### STATED GOAL
Word for word, transcribe the lines below and drop the pictures.

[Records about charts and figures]
==========
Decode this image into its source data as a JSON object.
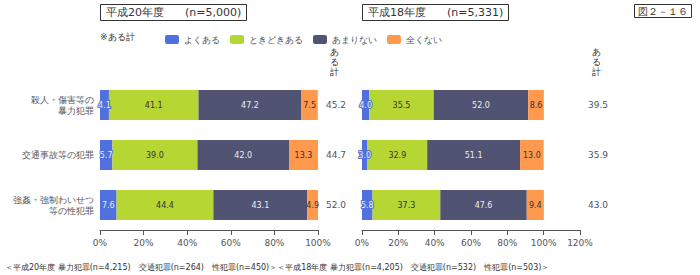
{
  "chart_data": [
    {
      "type": "bar",
      "orientation": "horizontal",
      "stacked": true,
      "data_labels": true,
      "title": "平成20年度",
      "subtitle": "(n=5,000)",
      "categories": [
        "殺人・傷害等の\n暴力犯罪",
        "交通事故等の犯罪",
        "強姦・強制わいせつ\n等の性犯罪"
      ],
      "series": [
        {
          "name": "よくある",
          "values": [
            4.1,
            5.7,
            7.6
          ],
          "value_labels": [
            "4.1",
            "5.7",
            "7.6"
          ]
        },
        {
          "name": "ときどきある",
          "values": [
            41.1,
            39.0,
            44.4
          ],
          "value_labels": [
            "41.1",
            "39.0",
            "44.4"
          ]
        },
        {
          "name": "あまりない",
          "values": [
            47.2,
            42.0,
            43.1
          ],
          "value_labels": [
            "47.2",
            "42.0",
            "43.1"
          ]
        },
        {
          "name": "全くない",
          "values": [
            7.5,
            13.3,
            4.9
          ],
          "value_labels": [
            "7.5",
            "13.3",
            "4.9"
          ]
        }
      ],
      "totals": {
        "title": "あ\nる\n計",
        "values": [
          45.2,
          44.7,
          52.0
        ],
        "value_labels": [
          "45.2",
          "44.7",
          "52.0"
        ]
      },
      "xlim": [
        0,
        100
      ],
      "xticks": [
        {
          "value": 0,
          "label": "0%"
        },
        {
          "value": 20,
          "label": "20%"
        },
        {
          "value": 40,
          "label": "40%"
        },
        {
          "value": 60,
          "label": "60%"
        },
        {
          "value": 80,
          "label": "80%"
        },
        {
          "value": 100,
          "label": "100%"
        }
      ],
      "grid": false,
      "legend": "top"
    },
    {
      "type": "bar",
      "orientation": "horizontal",
      "stacked": true,
      "data_labels": true,
      "title": "平成18年度",
      "subtitle": "(n=5,331)",
      "categories": [
        "殺人・傷害等の\n暴力犯罪",
        "交通事故等の犯罪",
        "強姦・強制わいせつ\n等の性犯罪"
      ],
      "series": [
        {
          "name": "よくある",
          "values": [
            4.0,
            3.0,
            5.8
          ],
          "value_labels": [
            "4.0",
            "3.0",
            "5.8"
          ]
        },
        {
          "name": "ときどきある",
          "values": [
            35.5,
            32.9,
            37.3
          ],
          "value_labels": [
            "35.5",
            "32.9",
            "37.3"
          ]
        },
        {
          "name": "あまりない",
          "values": [
            52.0,
            51.1,
            47.6
          ],
          "value_labels": [
            "52.0",
            "51.1",
            "47.6"
          ]
        },
        {
          "name": "全くない",
          "values": [
            8.6,
            13.0,
            9.4
          ],
          "value_labels": [
            "8.6",
            "13.0",
            "9.4"
          ]
        }
      ],
      "totals": {
        "title": "あ\nる\n計",
        "values": [
          39.5,
          35.9,
          43.0
        ],
        "value_labels": [
          "39.5",
          "35.9",
          "43.0"
        ]
      },
      "xlim": [
        0,
        120
      ],
      "xticks": [
        {
          "value": 0,
          "label": "0%"
        },
        {
          "value": 20,
          "label": "20%"
        },
        {
          "value": 40,
          "label": "40%"
        },
        {
          "value": 60,
          "label": "60%"
        },
        {
          "value": 80,
          "label": "80%"
        },
        {
          "value": 100,
          "label": "100%"
        },
        {
          "value": 120,
          "label": "120%"
        }
      ],
      "grid": false,
      "legend": "top"
    }
  ],
  "label": "図２－１６",
  "note": "※ある計",
  "footnote": "＜平成20年度 暴力犯罪(n=4,215)　交通犯罪(n=264)　性犯罪(n=450)＞＜平成18年度 暴力犯罪(n=4,205)　交通犯罪(n=532)　性犯罪(n=503)＞"
}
==========
### FINAL RESULT
Decode this image into its source data as a JSON object.
{
  "chart_data": [
    {
      "type": "bar",
      "orientation": "horizontal",
      "stacked": true,
      "data_labels": true,
      "title": "平成20年度",
      "subtitle": "(n=5,000)",
      "categories": [
        "殺人・傷害等の\n暴力犯罪",
        "交通事故等の犯罪",
        "強姦・強制わいせつ\n等の性犯罪"
      ],
      "series": [
        {
          "name": "よくある",
          "values": [
            4.1,
            5.7,
            7.6
          ],
          "value_labels": [
            "4.1",
            "5.7",
            "7.6"
          ]
        },
        {
          "name": "ときどきある",
          "values": [
            41.1,
            39.0,
            44.4
          ],
          "value_labels": [
            "41.1",
            "39.0",
            "44.4"
          ]
        },
        {
          "name": "あまりない",
          "values": [
            47.2,
            42.0,
            43.1
          ],
          "value_labels": [
            "47.2",
            "42.0",
            "43.1"
          ]
        },
        {
          "name": "全くない",
          "values": [
            7.5,
            13.3,
            4.9
          ],
          "value_labels": [
            "7.5",
            "13.3",
            "4.9"
          ]
        }
      ],
      "totals": {
        "title": "あ\nる\n計",
        "values": [
          45.2,
          44.7,
          52.0
        ],
        "value_labels": [
          "45.2",
          "44.7",
          "52.0"
        ]
      },
      "xlim": [
        0,
        100
      ],
      "xticks": [
        {
          "value": 0,
          "label": "0%"
        },
        {
          "value": 20,
          "label": "20%"
        },
        {
          "value": 40,
          "label": "40%"
        },
        {
          "value": 60,
          "label": "60%"
        },
        {
          "value": 80,
          "label": "80%"
        },
        {
          "value": 100,
          "label": "100%"
        }
      ],
      "grid": false,
      "legend": "top"
    },
    {
      "type": "bar",
      "orientation": "horizontal",
      "stacked": true,
      "data_labels": true,
      "title": "平成18年度",
      "subtitle": "(n=5,331)",
      "categories": [
        "殺人・傷害等の\n暴力犯罪",
        "交通事故等の犯罪",
        "強姦・強制わいせつ\n等の性犯罪"
      ],
      "series": [
        {
          "name": "よくある",
          "values": [
            4.0,
            3.0,
            5.8
          ],
          "value_labels": [
            "4.0",
            "3.0",
            "5.8"
          ]
        },
        {
          "name": "ときどきある",
          "values": [
            35.5,
            32.9,
            37.3
          ],
          "value_labels": [
            "35.5",
            "32.9",
            "37.3"
          ]
        },
        {
          "name": "あまりない",
          "values": [
            52.0,
            51.1,
            47.6
          ],
          "value_labels": [
            "52.0",
            "51.1",
            "47.6"
          ]
        },
        {
          "name": "全くない",
          "values": [
            8.6,
            13.0,
            9.4
          ],
          "value_labels": [
            "8.6",
            "13.0",
            "9.4"
          ]
        }
      ],
      "totals": {
        "title": "あ\nる\n計",
        "values": [
          39.5,
          35.9,
          43.0
        ],
        "value_labels": [
          "39.5",
          "35.9",
          "43.0"
        ]
      },
      "xlim": [
        0,
        120
      ],
      "xticks": [
        {
          "value": 0,
          "label": "0%"
        },
        {
          "value": 20,
          "label": "20%"
        },
        {
          "value": 40,
          "label": "40%"
        },
        {
          "value": 60,
          "label": "60%"
        },
        {
          "value": 80,
          "label": "80%"
        },
        {
          "value": 100,
          "label": "100%"
        },
        {
          "value": 120,
          "label": "120%"
        }
      ],
      "grid": false,
      "legend": "top"
    }
  ],
  "label": "図２－１６",
  "note": "※ある計",
  "footnote": "＜平成20年度 暴力犯罪(n=4,215)　交通犯罪(n=264)　性犯罪(n=450)＞＜平成18年度 暴力犯罪(n=4,205)　交通犯罪(n=532)　性犯罪(n=503)＞"
}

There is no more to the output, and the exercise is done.